Drop the images; return everything else in the listing below exactly.

§ **Dataset records**:
┄┄┄┄┄┄┄┄┄┄┄┄┄┄┄┄┄┄┄┄

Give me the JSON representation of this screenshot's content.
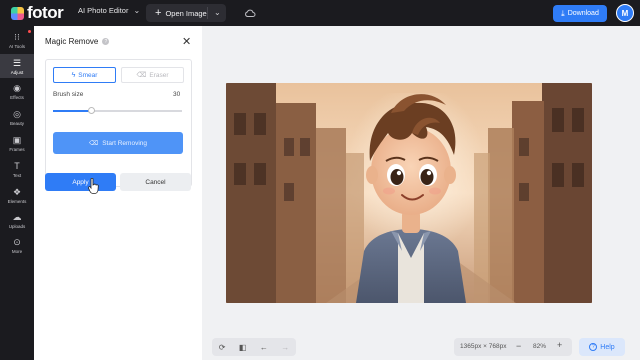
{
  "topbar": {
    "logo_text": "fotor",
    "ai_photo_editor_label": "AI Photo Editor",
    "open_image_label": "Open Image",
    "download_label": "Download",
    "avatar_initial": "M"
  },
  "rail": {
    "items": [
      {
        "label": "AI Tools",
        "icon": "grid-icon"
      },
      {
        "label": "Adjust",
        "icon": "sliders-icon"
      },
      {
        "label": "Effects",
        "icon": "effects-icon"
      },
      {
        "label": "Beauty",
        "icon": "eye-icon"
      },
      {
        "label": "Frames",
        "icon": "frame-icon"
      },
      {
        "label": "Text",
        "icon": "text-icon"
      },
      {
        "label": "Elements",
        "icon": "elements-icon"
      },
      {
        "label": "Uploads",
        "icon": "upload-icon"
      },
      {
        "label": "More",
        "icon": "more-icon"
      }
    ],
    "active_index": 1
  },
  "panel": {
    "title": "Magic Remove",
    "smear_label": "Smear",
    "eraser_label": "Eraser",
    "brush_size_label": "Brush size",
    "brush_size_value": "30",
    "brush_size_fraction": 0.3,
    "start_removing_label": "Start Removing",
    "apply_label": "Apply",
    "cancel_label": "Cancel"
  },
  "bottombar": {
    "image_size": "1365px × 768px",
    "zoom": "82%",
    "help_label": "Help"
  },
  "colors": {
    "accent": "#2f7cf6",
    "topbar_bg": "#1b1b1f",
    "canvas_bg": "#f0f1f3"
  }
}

┄┄┄┄┄┄┄┄┄┄┄┄┄┄┄┄┄┄┄┄

§ **Response below**:
Give me the JSON representation of this screenshot's content.
{
  "topbar": {
    "logo_text": "fotor",
    "ai_photo_editor_label": "AI Photo Editor",
    "open_image_label": "Open Image",
    "download_label": "Download",
    "avatar_initial": "M"
  },
  "rail": {
    "items": [
      {
        "label": "AI Tools",
        "icon": "grid-icon"
      },
      {
        "label": "Adjust",
        "icon": "sliders-icon"
      },
      {
        "label": "Effects",
        "icon": "effects-icon"
      },
      {
        "label": "Beauty",
        "icon": "eye-icon"
      },
      {
        "label": "Frames",
        "icon": "frame-icon"
      },
      {
        "label": "Text",
        "icon": "text-icon"
      },
      {
        "label": "Elements",
        "icon": "elements-icon"
      },
      {
        "label": "Uploads",
        "icon": "upload-icon"
      },
      {
        "label": "More",
        "icon": "more-icon"
      }
    ],
    "active_index": 1
  },
  "panel": {
    "title": "Magic Remove",
    "smear_label": "Smear",
    "eraser_label": "Eraser",
    "brush_size_label": "Brush size",
    "brush_size_value": "30",
    "brush_size_fraction": 0.3,
    "start_removing_label": "Start Removing",
    "apply_label": "Apply",
    "cancel_label": "Cancel"
  },
  "bottombar": {
    "image_size": "1365px × 768px",
    "zoom": "82%",
    "help_label": "Help"
  },
  "colors": {
    "accent": "#2f7cf6",
    "topbar_bg": "#1b1b1f",
    "canvas_bg": "#f0f1f3"
  }
}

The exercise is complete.